== Exercise brief ==
Each record below should be output verbatim, without pictures.

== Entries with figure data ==
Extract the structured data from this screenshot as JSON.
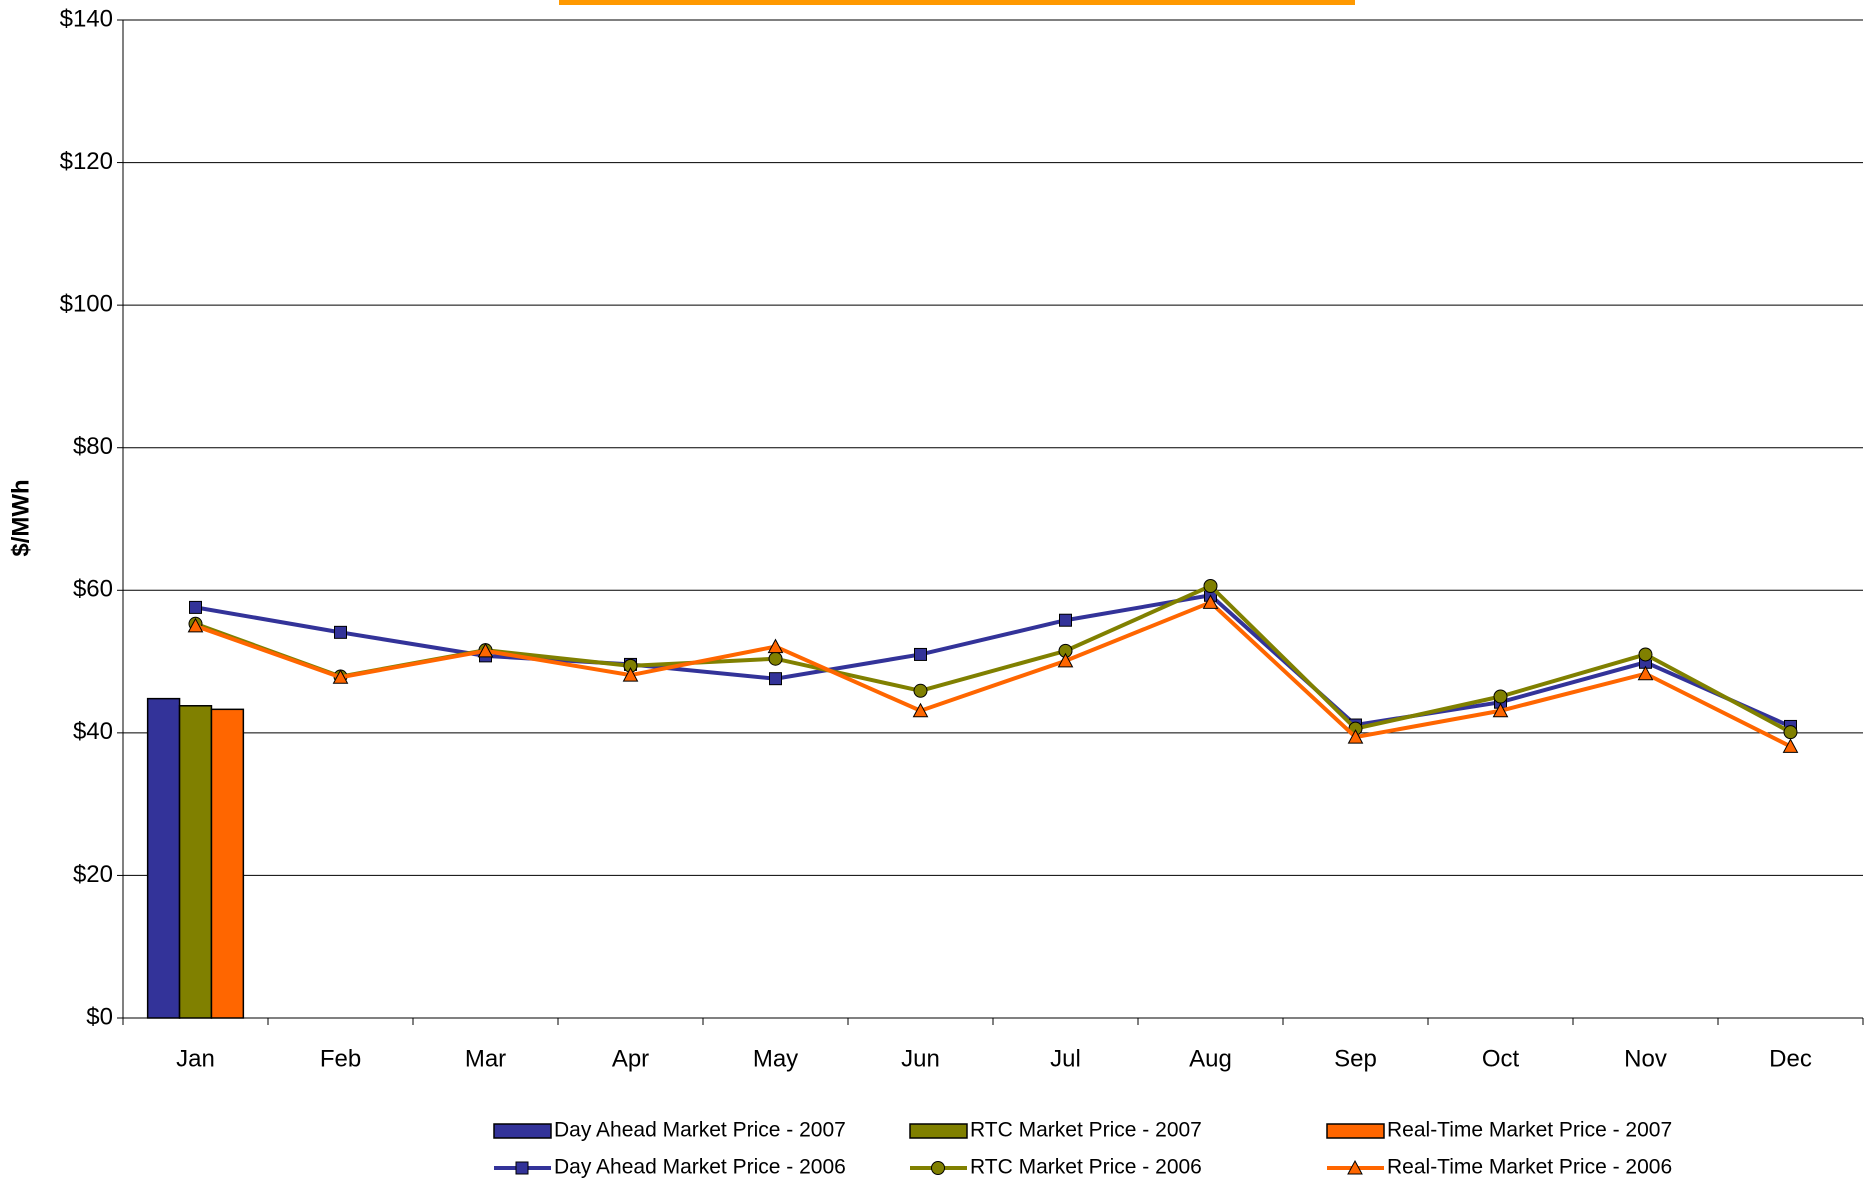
{
  "chart_data": {
    "type": "bar-line",
    "ylabel": "$/MWh",
    "categories": [
      "Jan",
      "Feb",
      "Mar",
      "Apr",
      "May",
      "Jun",
      "Jul",
      "Aug",
      "Sep",
      "Oct",
      "Nov",
      "Dec"
    ],
    "ylim": [
      0,
      140
    ],
    "yticks": [
      {
        "value": 0,
        "label": "$0"
      },
      {
        "value": 20,
        "label": "$20"
      },
      {
        "value": 40,
        "label": "$40"
      },
      {
        "value": 60,
        "label": "$60"
      },
      {
        "value": 80,
        "label": "$80"
      },
      {
        "value": 100,
        "label": "$100"
      },
      {
        "value": 120,
        "label": "$120"
      },
      {
        "value": 140,
        "label": "$140"
      }
    ],
    "grid": true,
    "series": [
      {
        "name": "Day Ahead Market Price - 2007",
        "kind": "bar",
        "color": "#333399",
        "values": [
          44.8,
          null,
          null,
          null,
          null,
          null,
          null,
          null,
          null,
          null,
          null,
          null
        ]
      },
      {
        "name": "RTC Market Price - 2007",
        "kind": "bar",
        "color": "#808000",
        "values": [
          43.8,
          null,
          null,
          null,
          null,
          null,
          null,
          null,
          null,
          null,
          null,
          null
        ]
      },
      {
        "name": "Real-Time Market Price - 2007",
        "kind": "bar",
        "color": "#ff6600",
        "values": [
          43.3,
          null,
          null,
          null,
          null,
          null,
          null,
          null,
          null,
          null,
          null,
          null
        ]
      },
      {
        "name": "Day Ahead Market Price - 2006",
        "kind": "line",
        "marker": "square",
        "color": "#333399",
        "values": [
          57.6,
          54.1,
          50.8,
          49.6,
          47.6,
          51.0,
          55.8,
          59.3,
          41.1,
          44.3,
          49.9,
          40.9
        ]
      },
      {
        "name": "RTC Market Price - 2006",
        "kind": "line",
        "marker": "circle",
        "color": "#808000",
        "values": [
          55.3,
          47.9,
          51.6,
          49.4,
          50.4,
          45.9,
          51.5,
          60.6,
          40.6,
          45.1,
          51.0,
          40.1
        ]
      },
      {
        "name": "Real-Time Market Price - 2006",
        "kind": "line",
        "marker": "triangle",
        "color": "#ff6600",
        "values": [
          55.0,
          47.8,
          51.5,
          48.1,
          52.1,
          43.1,
          50.1,
          58.3,
          39.4,
          43.1,
          48.3,
          38.1
        ]
      }
    ]
  }
}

== Response to this exercise ==
Extract the structured data from this screenshot as JSON.
{
  "chart_data": {
    "type": "bar-line",
    "ylabel": "$/MWh",
    "categories": [
      "Jan",
      "Feb",
      "Mar",
      "Apr",
      "May",
      "Jun",
      "Jul",
      "Aug",
      "Sep",
      "Oct",
      "Nov",
      "Dec"
    ],
    "ylim": [
      0,
      140
    ],
    "yticks": [
      {
        "value": 0,
        "label": "$0"
      },
      {
        "value": 20,
        "label": "$20"
      },
      {
        "value": 40,
        "label": "$40"
      },
      {
        "value": 60,
        "label": "$60"
      },
      {
        "value": 80,
        "label": "$80"
      },
      {
        "value": 100,
        "label": "$100"
      },
      {
        "value": 120,
        "label": "$120"
      },
      {
        "value": 140,
        "label": "$140"
      }
    ],
    "grid": true,
    "series": [
      {
        "name": "Day Ahead Market Price - 2007",
        "kind": "bar",
        "color": "#333399",
        "values": [
          44.8,
          null,
          null,
          null,
          null,
          null,
          null,
          null,
          null,
          null,
          null,
          null
        ]
      },
      {
        "name": "RTC Market Price - 2007",
        "kind": "bar",
        "color": "#808000",
        "values": [
          43.8,
          null,
          null,
          null,
          null,
          null,
          null,
          null,
          null,
          null,
          null,
          null
        ]
      },
      {
        "name": "Real-Time Market Price - 2007",
        "kind": "bar",
        "color": "#ff6600",
        "values": [
          43.3,
          null,
          null,
          null,
          null,
          null,
          null,
          null,
          null,
          null,
          null,
          null
        ]
      },
      {
        "name": "Day Ahead Market Price - 2006",
        "kind": "line",
        "marker": "square",
        "color": "#333399",
        "values": [
          57.6,
          54.1,
          50.8,
          49.6,
          47.6,
          51.0,
          55.8,
          59.3,
          41.1,
          44.3,
          49.9,
          40.9
        ]
      },
      {
        "name": "RTC Market Price - 2006",
        "kind": "line",
        "marker": "circle",
        "color": "#808000",
        "values": [
          55.3,
          47.9,
          51.6,
          49.4,
          50.4,
          45.9,
          51.5,
          60.6,
          40.6,
          45.1,
          51.0,
          40.1
        ]
      },
      {
        "name": "Real-Time Market Price - 2006",
        "kind": "line",
        "marker": "triangle",
        "color": "#ff6600",
        "values": [
          55.0,
          47.8,
          51.5,
          48.1,
          52.1,
          43.1,
          50.1,
          58.3,
          39.4,
          43.1,
          48.3,
          38.1
        ]
      }
    ]
  }
}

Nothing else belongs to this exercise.